## GOAL OF THE EXERCISE
Transcribe the data in full and exactly, omitting any pictures.

==================================================

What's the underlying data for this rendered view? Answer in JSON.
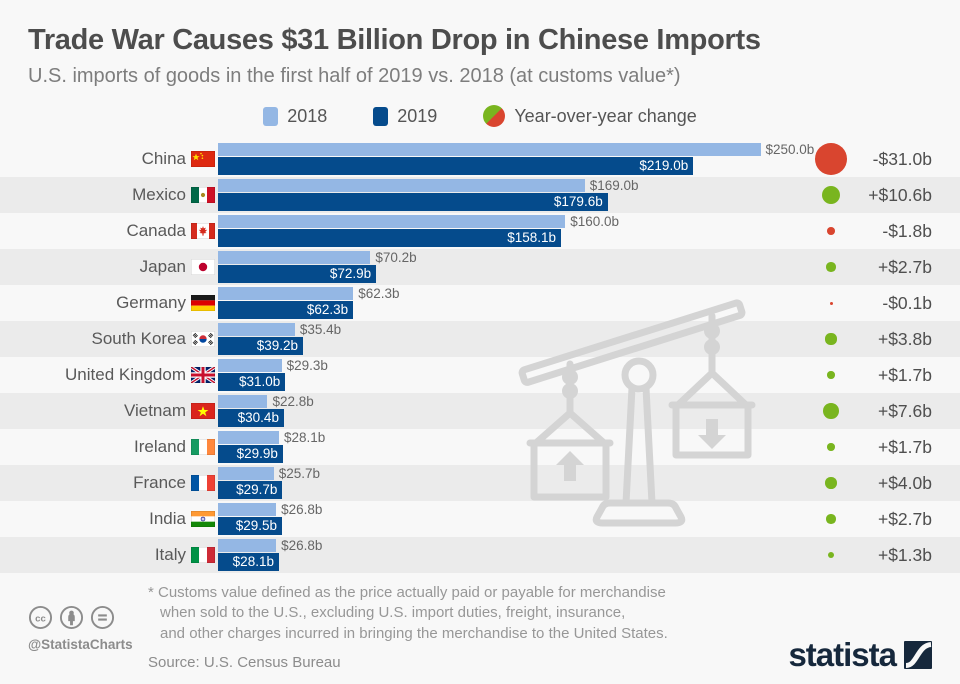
{
  "title": "Trade War Causes $31 Billion Drop in Chinese Imports",
  "subtitle": "U.S. imports of goods in the first half of 2019 vs. 2018 (at customs value*)",
  "legend": {
    "label_2018": "2018",
    "label_2019": "2019",
    "label_change": "Year-over-year change"
  },
  "colors": {
    "bar_2018": "#94b7e4",
    "bar_2019": "#054b8c",
    "positive": "#79b51f",
    "negative": "#d9452f",
    "stripe": "#ebebeb",
    "background": "#f8f8f8",
    "brand_navy": "#16283c"
  },
  "rows": [
    {
      "country": "China",
      "flag": "cn",
      "value_2018": 250.0,
      "label_2018": "$250.0b",
      "value_2019": 219.0,
      "label_2019": "$219.0b",
      "change": -31.0,
      "change_label": "-$31.0b"
    },
    {
      "country": "Mexico",
      "flag": "mx",
      "value_2018": 169.0,
      "label_2018": "$169.0b",
      "value_2019": 179.6,
      "label_2019": "$179.6b",
      "change": 10.6,
      "change_label": "+$10.6b"
    },
    {
      "country": "Canada",
      "flag": "ca",
      "value_2018": 160.0,
      "label_2018": "$160.0b",
      "value_2019": 158.1,
      "label_2019": "$158.1b",
      "change": -1.8,
      "change_label": "-$1.8b"
    },
    {
      "country": "Japan",
      "flag": "jp",
      "value_2018": 70.2,
      "label_2018": "$70.2b",
      "value_2019": 72.9,
      "label_2019": "$72.9b",
      "change": 2.7,
      "change_label": "+$2.7b"
    },
    {
      "country": "Germany",
      "flag": "de",
      "value_2018": 62.3,
      "label_2018": "$62.3b",
      "value_2019": 62.3,
      "label_2019": "$62.3b",
      "change": -0.1,
      "change_label": "-$0.1b"
    },
    {
      "country": "South Korea",
      "flag": "kr",
      "value_2018": 35.4,
      "label_2018": "$35.4b",
      "value_2019": 39.2,
      "label_2019": "$39.2b",
      "change": 3.8,
      "change_label": "+$3.8b"
    },
    {
      "country": "United Kingdom",
      "flag": "gb",
      "value_2018": 29.3,
      "label_2018": "$29.3b",
      "value_2019": 31.0,
      "label_2019": "$31.0b",
      "change": 1.7,
      "change_label": "+$1.7b"
    },
    {
      "country": "Vietnam",
      "flag": "vn",
      "value_2018": 22.8,
      "label_2018": "$22.8b",
      "value_2019": 30.4,
      "label_2019": "$30.4b",
      "change": 7.6,
      "change_label": "+$7.6b"
    },
    {
      "country": "Ireland",
      "flag": "ie",
      "value_2018": 28.1,
      "label_2018": "$28.1b",
      "value_2019": 29.9,
      "label_2019": "$29.9b",
      "change": 1.7,
      "change_label": "+$1.7b"
    },
    {
      "country": "France",
      "flag": "fr",
      "value_2018": 25.7,
      "label_2018": "$25.7b",
      "value_2019": 29.7,
      "label_2019": "$29.7b",
      "change": 4.0,
      "change_label": "+$4.0b"
    },
    {
      "country": "India",
      "flag": "in",
      "value_2018": 26.8,
      "label_2018": "$26.8b",
      "value_2019": 29.5,
      "label_2019": "$29.5b",
      "change": 2.7,
      "change_label": "+$2.7b"
    },
    {
      "country": "Italy",
      "flag": "it",
      "value_2018": 26.8,
      "label_2018": "$26.8b",
      "value_2019": 28.1,
      "label_2019": "$28.1b",
      "change": 1.3,
      "change_label": "+$1.3b"
    }
  ],
  "chart_data": {
    "type": "bar",
    "orientation": "horizontal",
    "title": "Trade War Causes $31 Billion Drop in Chinese Imports",
    "subtitle": "U.S. imports of goods in the first half of 2019 vs. 2018 (at customs value*)",
    "unit": "billion USD",
    "xlim": [
      0,
      250
    ],
    "categories": [
      "China",
      "Mexico",
      "Canada",
      "Japan",
      "Germany",
      "South Korea",
      "United Kingdom",
      "Vietnam",
      "Ireland",
      "France",
      "India",
      "Italy"
    ],
    "series": [
      {
        "name": "2018",
        "values": [
          250.0,
          169.0,
          160.0,
          70.2,
          62.3,
          35.4,
          29.3,
          22.8,
          28.1,
          25.7,
          26.8,
          26.8
        ]
      },
      {
        "name": "2019",
        "values": [
          219.0,
          179.6,
          158.1,
          72.9,
          62.3,
          39.2,
          31.0,
          30.4,
          29.9,
          29.7,
          29.5,
          28.1
        ]
      },
      {
        "name": "Year-over-year change",
        "values": [
          -31.0,
          10.6,
          -1.8,
          2.7,
          -0.1,
          3.8,
          1.7,
          7.6,
          1.7,
          4.0,
          2.7,
          1.3
        ]
      }
    ],
    "legend_position": "top",
    "grid": false
  },
  "footer": {
    "footnote": "* Customs value defined as the price actually paid or payable for merchandise\nwhen sold to the U.S., excluding U.S. import duties, freight, insurance,\nand other charges incurred in bringing the merchandise to the United States.",
    "source": "Source: U.S. Census Bureau",
    "credit": "@StatistaCharts",
    "brand": "statista"
  }
}
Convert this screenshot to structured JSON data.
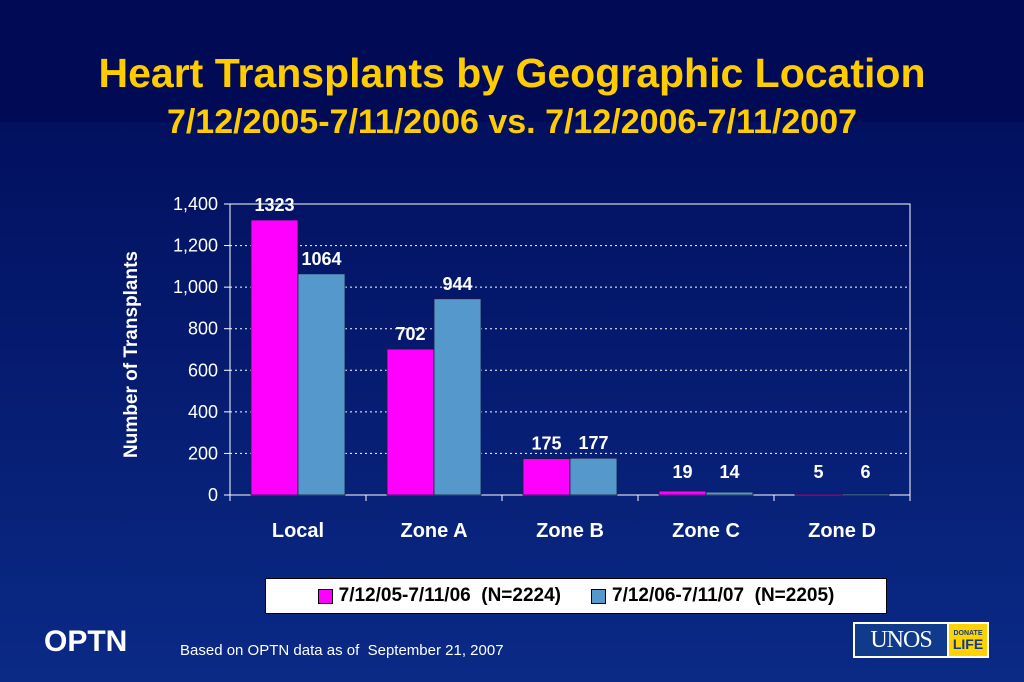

==================================================

## THE SOLUTION
What's the underlying data for this rendered view? Answer in JSON.
{
  "title": "Trade War Causes $31 Billion Drop in Chinese Imports",
  "subtitle": "U.S. imports of goods in the first half of 2019 vs. 2018 (at customs value*)",
  "legend": {
    "label_2018": "2018",
    "label_2019": "2019",
    "label_change": "Year-over-year change"
  },
  "colors": {
    "bar_2018": "#94b7e4",
    "bar_2019": "#054b8c",
    "positive": "#79b51f",
    "negative": "#d9452f",
    "stripe": "#ebebeb",
    "background": "#f8f8f8",
    "brand_navy": "#16283c"
  },
  "rows": [
    {
      "country": "China",
      "flag": "cn",
      "value_2018": 250.0,
      "label_2018": "$250.0b",
      "value_2019": 219.0,
      "label_2019": "$219.0b",
      "change": -31.0,
      "change_label": "-$31.0b"
    },
    {
      "country": "Mexico",
      "flag": "mx",
      "value_2018": 169.0,
      "label_2018": "$169.0b",
      "value_2019": 179.6,
      "label_2019": "$179.6b",
      "change": 10.6,
      "change_label": "+$10.6b"
    },
    {
      "country": "Canada",
      "flag": "ca",
      "value_2018": 160.0,
      "label_2018": "$160.0b",
      "value_2019": 158.1,
      "label_2019": "$158.1b",
      "change": -1.8,
      "change_label": "-$1.8b"
    },
    {
      "country": "Japan",
      "flag": "jp",
      "value_2018": 70.2,
      "label_2018": "$70.2b",
      "value_2019": 72.9,
      "label_2019": "$72.9b",
      "change": 2.7,
      "change_label": "+$2.7b"
    },
    {
      "country": "Germany",
      "flag": "de",
      "value_2018": 62.3,
      "label_2018": "$62.3b",
      "value_2019": 62.3,
      "label_2019": "$62.3b",
      "change": -0.1,
      "change_label": "-$0.1b"
    },
    {
      "country": "South Korea",
      "flag": "kr",
      "value_2018": 35.4,
      "label_2018": "$35.4b",
      "value_2019": 39.2,
      "label_2019": "$39.2b",
      "change": 3.8,
      "change_label": "+$3.8b"
    },
    {
      "country": "United Kingdom",
      "flag": "gb",
      "value_2018": 29.3,
      "label_2018": "$29.3b",
      "value_2019": 31.0,
      "label_2019": "$31.0b",
      "change": 1.7,
      "change_label": "+$1.7b"
    },
    {
      "country": "Vietnam",
      "flag": "vn",
      "value_2018": 22.8,
      "label_2018": "$22.8b",
      "value_2019": 30.4,
      "label_2019": "$30.4b",
      "change": 7.6,
      "change_label": "+$7.6b"
    },
    {
      "country": "Ireland",
      "flag": "ie",
      "value_2018": 28.1,
      "label_2018": "$28.1b",
      "value_2019": 29.9,
      "label_2019": "$29.9b",
      "change": 1.7,
      "change_label": "+$1.7b"
    },
    {
      "country": "France",
      "flag": "fr",
      "value_2018": 25.7,
      "label_2018": "$25.7b",
      "value_2019": 29.7,
      "label_2019": "$29.7b",
      "change": 4.0,
      "change_label": "+$4.0b"
    },
    {
      "country": "India",
      "flag": "in",
      "value_2018": 26.8,
      "label_2018": "$26.8b",
      "value_2019": 29.5,
      "label_2019": "$29.5b",
      "change": 2.7,
      "change_label": "+$2.7b"
    },
    {
      "country": "Italy",
      "flag": "it",
      "value_2018": 26.8,
      "label_2018": "$26.8b",
      "value_2019": 28.1,
      "label_2019": "$28.1b",
      "change": 1.3,
      "change_label": "+$1.3b"
    }
  ],
  "chart_data": {
    "type": "bar",
    "orientation": "horizontal",
    "title": "Trade War Causes $31 Billion Drop in Chinese Imports",
    "subtitle": "U.S. imports of goods in the first half of 2019 vs. 2018 (at customs value*)",
    "unit": "billion USD",
    "xlim": [
      0,
      250
    ],
    "categories": [
      "China",
      "Mexico",
      "Canada",
      "Japan",
      "Germany",
      "South Korea",
      "United Kingdom",
      "Vietnam",
      "Ireland",
      "France",
      "India",
      "Italy"
    ],
    "series": [
      {
        "name": "2018",
        "values": [
          250.0,
          169.0,
          160.0,
          70.2,
          62.3,
          35.4,
          29.3,
          22.8,
          28.1,
          25.7,
          26.8,
          26.8
        ]
      },
      {
        "name": "2019",
        "values": [
          219.0,
          179.6,
          158.1,
          72.9,
          62.3,
          39.2,
          31.0,
          30.4,
          29.9,
          29.7,
          29.5,
          28.1
        ]
      },
      {
        "name": "Year-over-year change",
        "values": [
          -31.0,
          10.6,
          -1.8,
          2.7,
          -0.1,
          3.8,
          1.7,
          7.6,
          1.7,
          4.0,
          2.7,
          1.3
        ]
      }
    ],
    "legend_position": "top",
    "grid": false
  },
  "footer": {
    "footnote": "* Customs value defined as the price actually paid or payable for merchandise\nwhen sold to the U.S., excluding U.S. import duties, freight, insurance,\nand other charges incurred in bringing the merchandise to the United States.",
    "source": "Source: U.S. Census Bureau",
    "credit": "@StatistaCharts",
    "brand": "statista"
  }
}
Convert this screenshot to structured JSON data.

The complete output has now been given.